> **EXERCISE BRIEF**
Reproduce without alteration the lines of the entries that begin with the line containing "x-tick-label: 10: [356, 382, 374, 398]" and end with the line containing "data-label: 20: [624, 318, 642, 334]", including both of those lines.

> **INFORMATION PROVIDED**
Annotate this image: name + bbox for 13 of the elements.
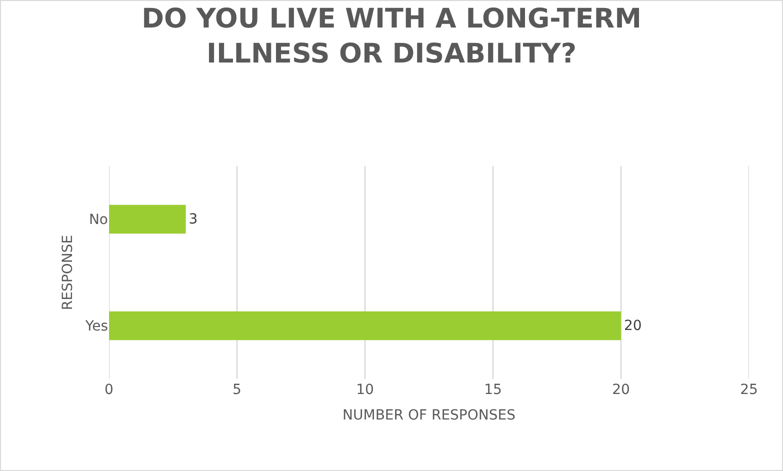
x-tick-label: 10: [356, 382, 374, 398]
x-tick-label: 15: [484, 382, 502, 398]
x-tick-label: 0: [104, 382, 114, 398]
x-tick-label: 20: [612, 382, 630, 398]
chart-title: DO YOU LIVE WITH A LONG-TERM ILLNESS OR DISABILITY?: [142, 4, 642, 70]
x-tick-label: 5: [232, 382, 242, 398]
data-label: 20: [624, 318, 642, 334]
y-tick-label: No: [88, 212, 108, 228]
x-tick-label: 25: [740, 382, 758, 398]
data-label: 3: [188, 211, 198, 228]
x-axis-title: NUMBER OF RESPONSES: [342, 407, 516, 424]
y-axis-title: RESPONSE: [60, 234, 76, 310]
y-tick-label: Yes: [84, 318, 108, 335]
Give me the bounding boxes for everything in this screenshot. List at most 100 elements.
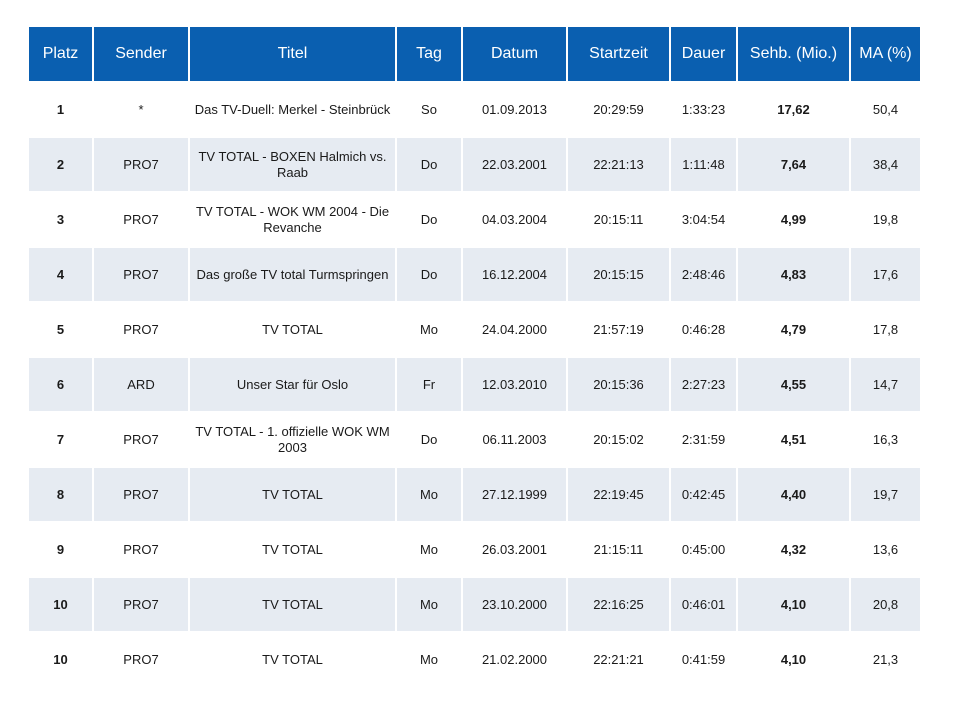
header-titel: Titel [190, 27, 395, 83]
cell-sender: * [94, 83, 188, 138]
table-row: 7 PRO7 TV TOTAL - 1. offizielle WOK WM 200… [29, 413, 920, 468]
cell-tag: Mo [397, 633, 461, 688]
cell-dauer: 2:31:59 [671, 413, 736, 468]
cell-dauer: 1:33:23 [671, 83, 736, 138]
cell-datum: 06.11.2003 [463, 413, 566, 468]
cell-tag: Mo [397, 523, 461, 578]
cell-platz: 8 [29, 468, 92, 523]
cell-dauer: 2:27:23 [671, 358, 736, 413]
header-sehbeteiligung: Sehb. (Mio.) [738, 27, 849, 83]
header-startzeit: Startzeit [568, 27, 669, 83]
cell-platz: 4 [29, 248, 92, 303]
cell-dauer: 0:46:01 [671, 578, 736, 633]
table-row: 9 PRO7 TV TOTAL Mo 26.03.2001 21:15:11 0:45:00… [29, 523, 920, 578]
cell-ma: 19,8 [851, 193, 920, 248]
cell-startzeit: 20:29:59 [568, 83, 669, 138]
cell-dauer: 0:42:45 [671, 468, 736, 523]
header-tag: Tag [397, 27, 461, 83]
cell-dauer: 0:45:00 [671, 523, 736, 578]
cell-startzeit: 20:15:15 [568, 248, 669, 303]
cell-ma: 19,7 [851, 468, 920, 523]
cell-startzeit: 22:16:25 [568, 578, 669, 633]
cell-sehb: 4,55 [738, 358, 849, 413]
cell-titel: TV TOTAL - BOXEN Halmich vs. Raab [190, 138, 395, 193]
cell-startzeit: 20:15:11 [568, 193, 669, 248]
ranking-table: Platz Sender Titel Tag Datum Startzeit D… [27, 27, 922, 688]
cell-tag: Do [397, 193, 461, 248]
cell-startzeit: 21:57:19 [568, 303, 669, 358]
cell-datum: 16.12.2004 [463, 248, 566, 303]
table-row: 2 PRO7 TV TOTAL - BOXEN Halmich vs. Raab Do… [29, 138, 920, 193]
cell-datum: 24.04.2000 [463, 303, 566, 358]
cell-dauer: 0:46:28 [671, 303, 736, 358]
cell-dauer: 1:11:48 [671, 138, 736, 193]
cell-ma: 13,6 [851, 523, 920, 578]
cell-datum: 12.03.2010 [463, 358, 566, 413]
table-row: 10 PRO7 TV TOTAL Mo 21.02.2000 22:21:21 0:41:5… [29, 633, 920, 688]
cell-startzeit: 21:15:11 [568, 523, 669, 578]
table-row: 1 * Das TV-Duell: Merkel - Steinbrück So 01.… [29, 83, 920, 138]
cell-dauer: 2:48:46 [671, 248, 736, 303]
cell-titel: TV TOTAL [190, 633, 395, 688]
cell-platz: 2 [29, 138, 92, 193]
cell-titel: Das TV-Duell: Merkel - Steinbrück [190, 83, 395, 138]
cell-tag: Do [397, 413, 461, 468]
cell-platz: 7 [29, 413, 92, 468]
cell-tag: Mo [397, 468, 461, 523]
cell-titel: TV TOTAL - WOK WM 2004 - Die Revanche [190, 193, 395, 248]
cell-startzeit: 20:15:02 [568, 413, 669, 468]
cell-sehb: 4,51 [738, 413, 849, 468]
header-datum: Datum [463, 27, 566, 83]
cell-platz: 3 [29, 193, 92, 248]
cell-platz: 1 [29, 83, 92, 138]
cell-platz: 10 [29, 578, 92, 633]
cell-datum: 23.10.2000 [463, 578, 566, 633]
cell-platz: 10 [29, 633, 92, 688]
cell-platz: 9 [29, 523, 92, 578]
cell-dauer: 0:41:59 [671, 633, 736, 688]
cell-sehb: 4,79 [738, 303, 849, 358]
cell-sender: PRO7 [94, 303, 188, 358]
cell-titel: TV TOTAL [190, 468, 395, 523]
cell-ma: 17,6 [851, 248, 920, 303]
cell-sender: PRO7 [94, 633, 188, 688]
cell-ma: 14,7 [851, 358, 920, 413]
cell-tag: Do [397, 248, 461, 303]
cell-startzeit: 22:21:13 [568, 138, 669, 193]
cell-sender: ARD [94, 358, 188, 413]
cell-tag: Mo [397, 578, 461, 633]
header-dauer: Dauer [671, 27, 736, 83]
cell-startzeit: 22:21:21 [568, 633, 669, 688]
cell-dauer: 3:04:54 [671, 193, 736, 248]
cell-sehb: 7,64 [738, 138, 849, 193]
cell-sehb: 4,32 [738, 523, 849, 578]
cell-ma: 50,4 [851, 83, 920, 138]
cell-sehb: 4,10 [738, 578, 849, 633]
table-row: 3 PRO7 TV TOTAL - WOK WM 2004 - Die Revanc… [29, 193, 920, 248]
cell-sender: PRO7 [94, 193, 188, 248]
table-body: 1 * Das TV-Duell: Merkel - Steinbrück So 01.… [29, 83, 920, 688]
cell-tag: Mo [397, 303, 461, 358]
cell-sender: PRO7 [94, 468, 188, 523]
cell-datum: 26.03.2001 [463, 523, 566, 578]
cell-platz: 5 [29, 303, 92, 358]
cell-sender: PRO7 [94, 138, 188, 193]
header-sender: Sender [94, 27, 188, 83]
cell-sender: PRO7 [94, 578, 188, 633]
cell-ma: 20,8 [851, 578, 920, 633]
cell-startzeit: 20:15:36 [568, 358, 669, 413]
cell-ma: 21,3 [851, 633, 920, 688]
cell-titel: TV TOTAL [190, 578, 395, 633]
cell-sender: PRO7 [94, 413, 188, 468]
cell-sender: PRO7 [94, 523, 188, 578]
cell-titel: Unser Star für Oslo [190, 358, 395, 413]
cell-platz: 6 [29, 358, 92, 413]
table-row: 4 PRO7 Das große TV total Turmspringen Do 16… [29, 248, 920, 303]
cell-sehb: 4,99 [738, 193, 849, 248]
cell-tag: Fr [397, 358, 461, 413]
cell-tag: So [397, 83, 461, 138]
cell-titel: Das große TV total Turmspringen [190, 248, 395, 303]
cell-ma: 17,8 [851, 303, 920, 358]
cell-sehb: 17,62 [738, 83, 849, 138]
cell-titel: TV TOTAL - 1. offizielle WOK WM 2003 [190, 413, 395, 468]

> **RESULT FOR THIS EXERCISE**
x-tick-label: 10: [356, 382, 374, 398]
x-tick-label: 15: [484, 382, 502, 398]
x-tick-label: 0: [104, 382, 114, 398]
x-tick-label: 20: [612, 382, 630, 398]
chart-title: DO YOU LIVE WITH A LONG-TERM ILLNESS OR DISABILITY?: [142, 4, 642, 70]
x-tick-label: 5: [232, 382, 242, 398]
data-label: 20: [624, 318, 642, 334]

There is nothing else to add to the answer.